▶ SELECTION:
════════

Obviously some businesses are in it just to make money. Sears Holdings is a fine example. Run by a billionaire who won't spend a nickel unless it shows an immediate return on investment. Employees are just "costs" to be cut. Treat customers like crap, but call them "members". Push extended warranties to the death. How well has this philosophy worked out?

There are companies that are not in it "just for the money". Take Costco for instance. Employees are treated well. Value for the customer is a primary concern. They don't even sell extended warranties because they aren't a good deal for the customer. How well has this worked for Costco? Sales and profits keep growing.

════════

▶ SUPPLIED DATA:
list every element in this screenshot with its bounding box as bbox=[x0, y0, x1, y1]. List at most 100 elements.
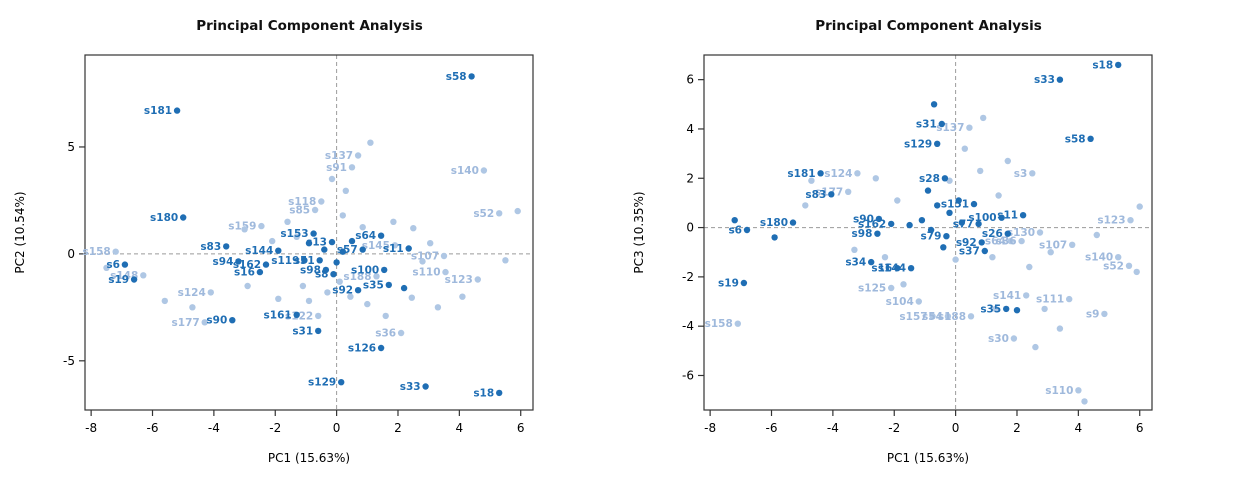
point-label-s177: s177 bbox=[172, 317, 200, 329]
point-label-s11: s11 bbox=[997, 210, 1018, 222]
point-label-s90: s90 bbox=[853, 213, 874, 225]
point-label-s18: s18 bbox=[1092, 59, 1113, 71]
data-point bbox=[408, 294, 415, 301]
data-point bbox=[1026, 263, 1033, 271]
point-label-s162: s162 bbox=[233, 259, 261, 271]
y-tick-label: 0 bbox=[67, 247, 75, 261]
point-label-s16: s16 bbox=[234, 267, 255, 279]
data-point bbox=[359, 224, 366, 231]
data-point-s161 bbox=[293, 311, 300, 318]
chart-canvas: -8 -6 -4 -2 0 2 4 6 -6 -4 -2 0 2 4 6 PC1 (15.63%) PC3 (1… bbox=[632, 54, 1153, 465]
y-tick-label: 6 bbox=[686, 73, 694, 87]
point-label-s110: s110 bbox=[1045, 385, 1073, 397]
point-label-s6: s6 bbox=[728, 225, 742, 237]
data-point bbox=[367, 139, 374, 146]
data-point bbox=[1041, 305, 1048, 313]
point-label-s6: s6 bbox=[106, 259, 120, 271]
data-point-s125 bbox=[888, 284, 895, 292]
point-label-s33: s33 bbox=[1034, 74, 1055, 86]
point-label-s91: s91 bbox=[326, 162, 347, 174]
data-point-s16 bbox=[256, 268, 264, 276]
data-point bbox=[284, 218, 291, 225]
data-point bbox=[1004, 157, 1011, 165]
data-point-s31 bbox=[938, 120, 945, 128]
point-label-s16: s16 bbox=[871, 263, 892, 275]
point-label-s129: s129 bbox=[308, 377, 336, 389]
data-point bbox=[419, 258, 426, 265]
data-point-s100 bbox=[998, 214, 1005, 221]
data-point bbox=[1047, 249, 1054, 256]
data-point bbox=[364, 300, 371, 308]
data-point bbox=[1136, 203, 1143, 210]
point-label-s140: s140 bbox=[1085, 252, 1113, 264]
data-point bbox=[946, 209, 953, 216]
point-label-s92: s92 bbox=[956, 237, 977, 249]
point-label-s98: s98 bbox=[852, 228, 873, 240]
data-point-s6 bbox=[121, 261, 129, 268]
point-label-s35: s35 bbox=[363, 279, 384, 291]
pca-chart-pc1-pc2: Principal Component Analysis -8 -6 -4 -2 0 2 4… bbox=[13, 18, 534, 465]
data-point bbox=[400, 284, 408, 292]
data-point-s52 bbox=[496, 210, 503, 217]
point-label-s11: s11 bbox=[383, 243, 404, 255]
data-point bbox=[906, 221, 913, 229]
data-point bbox=[244, 282, 251, 290]
data-point bbox=[275, 295, 282, 302]
point-label-s26: s26 bbox=[982, 228, 1003, 240]
x-tick-label: -4 bbox=[827, 421, 839, 435]
point-label-s137: s137 bbox=[325, 150, 353, 162]
chart-title-left: Principal Component Analysis bbox=[196, 18, 423, 34]
data-point bbox=[324, 289, 331, 296]
data-point-s177 bbox=[845, 188, 852, 195]
data-point-s36 bbox=[397, 329, 405, 337]
data-point-s64 bbox=[377, 232, 385, 239]
data-point bbox=[1133, 268, 1140, 276]
point-label-s181: s181 bbox=[787, 168, 815, 180]
data-point-s83 bbox=[223, 243, 230, 250]
data-point-s31 bbox=[315, 327, 322, 335]
point-label-s159: s159 bbox=[228, 221, 256, 233]
point-label-s144: s144 bbox=[245, 245, 273, 257]
data-point-s35 bbox=[385, 281, 392, 289]
point-label-s157: s157 bbox=[899, 311, 927, 323]
point-label-s3: s3 bbox=[1014, 168, 1028, 180]
point-label-s153: s153 bbox=[280, 228, 308, 240]
data-point bbox=[305, 297, 313, 305]
point-label-s188: s188 bbox=[343, 271, 371, 283]
data-point bbox=[771, 234, 778, 241]
data-point-s129 bbox=[338, 379, 345, 386]
data-point-s35 bbox=[1003, 305, 1010, 313]
data-point bbox=[321, 246, 328, 253]
data-point bbox=[992, 305, 999, 313]
data-point-s188 bbox=[373, 273, 380, 280]
x-tick-label: -6 bbox=[766, 421, 778, 435]
data-point-s137 bbox=[966, 124, 973, 131]
x-tick-label: 2 bbox=[1013, 421, 1021, 435]
point-label-s94: s94 bbox=[213, 256, 234, 268]
data-point-s158 bbox=[734, 320, 741, 327]
point-label-s54: s54 bbox=[922, 311, 943, 323]
data-point-s9 bbox=[1101, 310, 1108, 318]
point-label-s161: s161 bbox=[264, 309, 292, 321]
y-axis-label: PC2 (10.54%) bbox=[13, 191, 27, 273]
data-point bbox=[934, 202, 941, 209]
data-point-s18 bbox=[1115, 61, 1122, 69]
data-point-s90 bbox=[875, 215, 883, 223]
x-tick-label: -6 bbox=[147, 421, 159, 435]
data-point bbox=[872, 175, 879, 182]
data-point bbox=[918, 217, 926, 224]
data-point bbox=[977, 167, 984, 175]
point-label-s180: s180 bbox=[150, 212, 178, 224]
data-point-s37 bbox=[981, 247, 988, 255]
y-tick-label: 5 bbox=[67, 140, 75, 154]
data-point bbox=[927, 226, 935, 234]
data-point-s118 bbox=[318, 198, 325, 205]
data-point bbox=[299, 282, 307, 290]
data-point bbox=[241, 226, 248, 233]
chart-title-right: Principal Component Analysis bbox=[815, 18, 1042, 34]
data-point-s110 bbox=[442, 268, 449, 276]
data-point bbox=[952, 256, 959, 263]
data-point-s100 bbox=[381, 266, 388, 274]
point-label-s100: s100 bbox=[351, 264, 379, 276]
x-tick-label: 0 bbox=[952, 421, 960, 435]
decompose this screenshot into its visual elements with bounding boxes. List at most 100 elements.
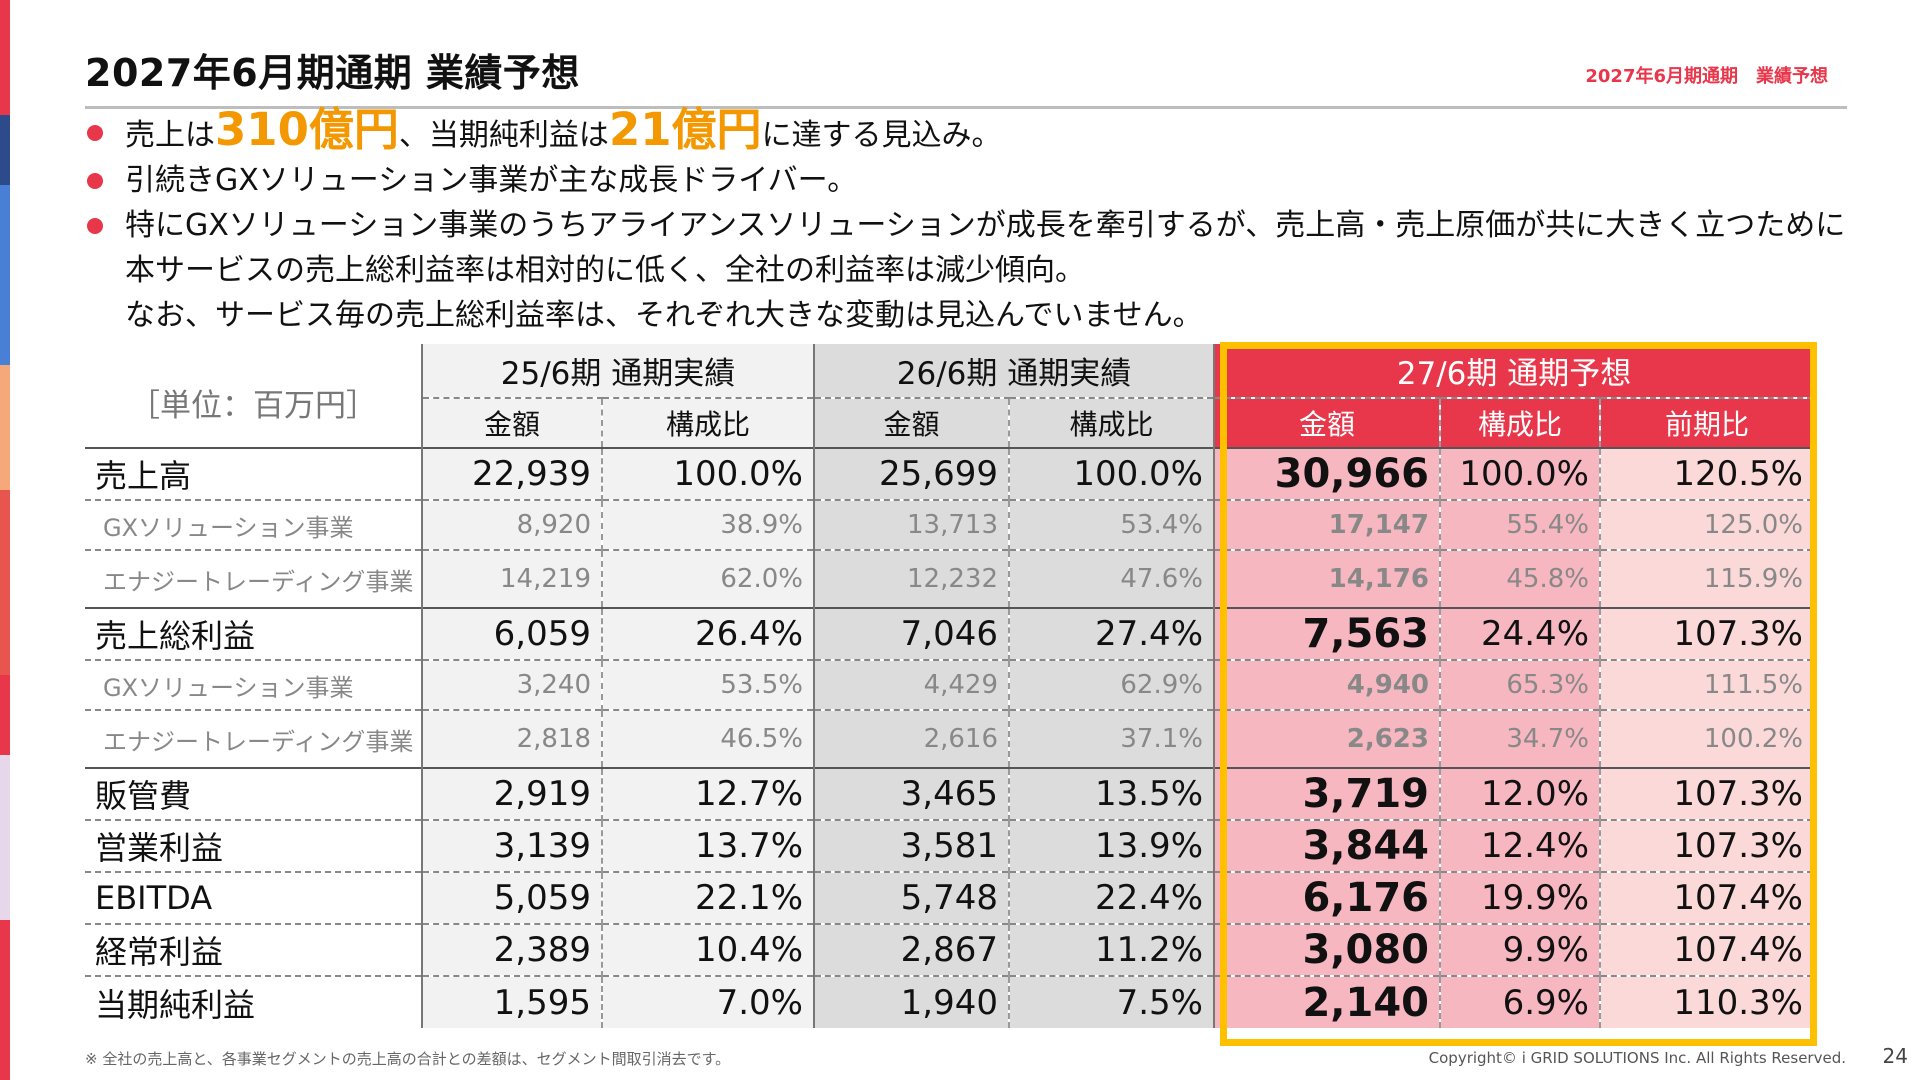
table-cell: 2,389 bbox=[421, 923, 602, 976]
bullet-item: 特にGXソリューション事業のうちアライアンスソリューションが成長を牽引するが、売… bbox=[85, 203, 1865, 338]
table-cell: 3,719 bbox=[1213, 767, 1440, 820]
column-header: 前期比 bbox=[1599, 397, 1813, 448]
table-cell: 17,147 bbox=[1213, 499, 1440, 550]
bullet-item: 売上は310億円、当期純利益は21億円に達する見込み。 bbox=[85, 107, 1865, 158]
row-label: 売上高 bbox=[85, 447, 422, 500]
column-header: 構成比 bbox=[601, 397, 814, 448]
table-row: 営業利益 3,139 13.7% 3,581 13.9% 3,844 12.4%… bbox=[85, 819, 1813, 872]
table-cell: 9.9% bbox=[1439, 923, 1600, 976]
table-cell: 11.2% bbox=[1008, 923, 1214, 976]
table-cell: 2,919 bbox=[421, 767, 602, 820]
table-cell: 125.0% bbox=[1599, 499, 1813, 550]
table-cell: 2,616 bbox=[813, 709, 1009, 768]
period-header: 25/6期 通期実績 bbox=[421, 344, 814, 398]
column-header: 金額 bbox=[1213, 397, 1440, 448]
table-cell: 10.4% bbox=[601, 923, 814, 976]
page-title: 2027年6月期通期 業績予想 bbox=[85, 51, 580, 95]
table-row: GXソリューション事業 8,920 38.9% 13,713 53.4% 17,… bbox=[85, 499, 1813, 550]
table-row: EBITDA 5,059 22.1% 5,748 22.4% 6,176 19.… bbox=[85, 871, 1813, 924]
table-cell: 30,966 bbox=[1213, 447, 1440, 500]
row-label: 販管費 bbox=[85, 767, 422, 820]
table-cell: 65.3% bbox=[1439, 659, 1600, 710]
sales-highlight: 310億円 bbox=[215, 103, 399, 156]
table-cell: 7.5% bbox=[1008, 975, 1214, 1028]
table-cell: 2,867 bbox=[813, 923, 1009, 976]
table-cell: 19.9% bbox=[1439, 871, 1600, 924]
forecast-table: ［単位：百万円］ 25/6期 通期実績 26/6期 通期実績 27/6期 通期予… bbox=[85, 344, 1813, 1028]
bullet-dot-icon bbox=[87, 173, 103, 189]
table-cell: 13,713 bbox=[813, 499, 1009, 550]
table-cell: 107.3% bbox=[1599, 607, 1813, 660]
bullet-dot-icon bbox=[87, 125, 103, 141]
table-row: エナジートレーディング事業 14,219 62.0% 12,232 47.6% … bbox=[85, 549, 1813, 608]
row-label: エナジートレーディング事業 bbox=[85, 549, 422, 608]
row-label: GXソリューション事業 bbox=[85, 499, 422, 550]
table-cell: 22,939 bbox=[421, 447, 602, 500]
table-row: 経常利益 2,389 10.4% 2,867 11.2% 3,080 9.9% … bbox=[85, 923, 1813, 976]
period-header: 26/6期 通期実績 bbox=[813, 344, 1214, 398]
table-cell: 100.0% bbox=[1439, 447, 1600, 500]
table-cell: 1,595 bbox=[421, 975, 602, 1028]
table-cell: 100.2% bbox=[1599, 709, 1813, 768]
column-header: 構成比 bbox=[1008, 397, 1214, 448]
period-header-forecast: 27/6期 通期予想 bbox=[1213, 344, 1813, 398]
table-cell: 38.9% bbox=[601, 499, 814, 550]
table-cell: 5,748 bbox=[813, 871, 1009, 924]
table-cell: 7,046 bbox=[813, 607, 1009, 660]
table-cell: 8,920 bbox=[421, 499, 602, 550]
page-number: 24 bbox=[1882, 1044, 1908, 1068]
table-cell: 25,699 bbox=[813, 447, 1009, 500]
table-cell: 13.7% bbox=[601, 819, 814, 872]
table-cell: 107.4% bbox=[1599, 923, 1813, 976]
bullet-text: 売上は bbox=[125, 118, 215, 153]
bullet-text: 本サービスの売上総利益率は相対的に低く、全社の利益率は減少傾向。 bbox=[125, 253, 1085, 288]
table-cell: 47.6% bbox=[1008, 549, 1214, 608]
table-cell: 3,465 bbox=[813, 767, 1009, 820]
table-cell: 34.7% bbox=[1439, 709, 1600, 768]
table-cell: 12.4% bbox=[1439, 819, 1600, 872]
unit-label: ［単位：百万円］ bbox=[129, 388, 377, 424]
bullet-text: 特にGXソリューション事業のうちアライアンスソリューションが成長を牽引するが、売… bbox=[125, 208, 1846, 243]
row-label: EBITDA bbox=[85, 871, 422, 924]
footnote: ※ 全社の売上高と、各事業セグメントの売上高の合計との差額は、セグメント間取引消… bbox=[85, 1050, 731, 1068]
table-cell: 13.5% bbox=[1008, 767, 1214, 820]
table-cell: 6.9% bbox=[1439, 975, 1600, 1028]
table-cell: 5,059 bbox=[421, 871, 602, 924]
table-cell: 107.4% bbox=[1599, 871, 1813, 924]
table-header-columns: 金額 構成比 金額 構成比 金額 構成比 前期比 bbox=[85, 397, 1813, 448]
table-cell: 110.3% bbox=[1599, 975, 1813, 1028]
table-cell: 53.4% bbox=[1008, 499, 1214, 550]
table-cell: 37.1% bbox=[1008, 709, 1214, 768]
table-cell: 2,140 bbox=[1213, 975, 1440, 1028]
column-header: 金額 bbox=[813, 397, 1009, 448]
title-divider bbox=[85, 106, 1847, 109]
table-cell: 100.0% bbox=[601, 447, 814, 500]
table-cell: 22.1% bbox=[601, 871, 814, 924]
table-cell: 1,940 bbox=[813, 975, 1009, 1028]
table-cell: 14,176 bbox=[1213, 549, 1440, 608]
row-label: エナジートレーディング事業 bbox=[85, 709, 422, 768]
table-cell: 107.3% bbox=[1599, 819, 1813, 872]
table-cell: 100.0% bbox=[1008, 447, 1214, 500]
column-header: 構成比 bbox=[1439, 397, 1600, 448]
row-label: GXソリューション事業 bbox=[85, 659, 422, 710]
table-row: 売上高 22,939 100.0% 25,699 100.0% 30,966 1… bbox=[85, 447, 1813, 500]
table-cell: 14,219 bbox=[421, 549, 602, 608]
table-cell: 62.9% bbox=[1008, 659, 1214, 710]
table-cell: 27.4% bbox=[1008, 607, 1214, 660]
net-income-highlight: 21億円 bbox=[608, 103, 762, 156]
bullet-text: 、当期純利益は bbox=[398, 118, 609, 153]
table-cell: 3,844 bbox=[1213, 819, 1440, 872]
table-cell: 115.9% bbox=[1599, 549, 1813, 608]
table-cell: 120.5% bbox=[1599, 447, 1813, 500]
bullet-text: に達する見込み。 bbox=[761, 118, 1002, 153]
table-header-periods: ［単位：百万円］ 25/6期 通期実績 26/6期 通期実績 27/6期 通期予… bbox=[85, 344, 1813, 424]
row-label: 営業利益 bbox=[85, 819, 422, 872]
table-cell: 4,940 bbox=[1213, 659, 1440, 710]
row-label: 当期純利益 bbox=[85, 975, 422, 1028]
table-row: エナジートレーディング事業 2,818 46.5% 2,616 37.1% 2,… bbox=[85, 709, 1813, 768]
table-cell: 6,176 bbox=[1213, 871, 1440, 924]
bullet-item: 引続きGXソリューション事業が主な成長ドライバー。 bbox=[85, 158, 1865, 203]
table-row: 当期純利益 1,595 7.0% 1,940 7.5% 2,140 6.9% 1… bbox=[85, 975, 1813, 1028]
table-cell: 22.4% bbox=[1008, 871, 1214, 924]
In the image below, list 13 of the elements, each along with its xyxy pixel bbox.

════════

▶ PROBLEMS TO SOLVE:
• a. What practices does the passage comparing Sears Holdings and Costco attribute to Sears Holdings?
• b. Could you pick up the passage comparing Sears Holdings and Costco after its final sentence and keep it going?

▶ RESPONSES IN ORDER:
• a.
- Its billionaire head won't spend a nickel unless it shows an immediate return on investment.
- Employees are treated as "costs" to be cut.
- Customers are treated like crap but called "members."
- Extended warranties are pushed to the death.

• b.
Maybe the way to make money is to have the right priorities and then the profit follows. Being in it for nothing but money is a sad and ineffective way to operate. I was there at the beginning of the death slide for Sears. All of a sudden squeezing the customers to buy extended warranties became the number one priority and they started to treat employees as expenses rather than assets. Nothing mattered but "cash flow" as one executive stated. Look what this line of thinking has done for them. They went from being the largest retailer in the US to a broken down wreck in 30 years. Lampert didn't start the slide, but he sure accelerated the process.

Although I feel for the employees caught up in the SHC mess, I will be happy to see this pitiful company finally bite the dust. Sears lost its way many years ago, and under Lampert there is no chance for improvement. The game is over.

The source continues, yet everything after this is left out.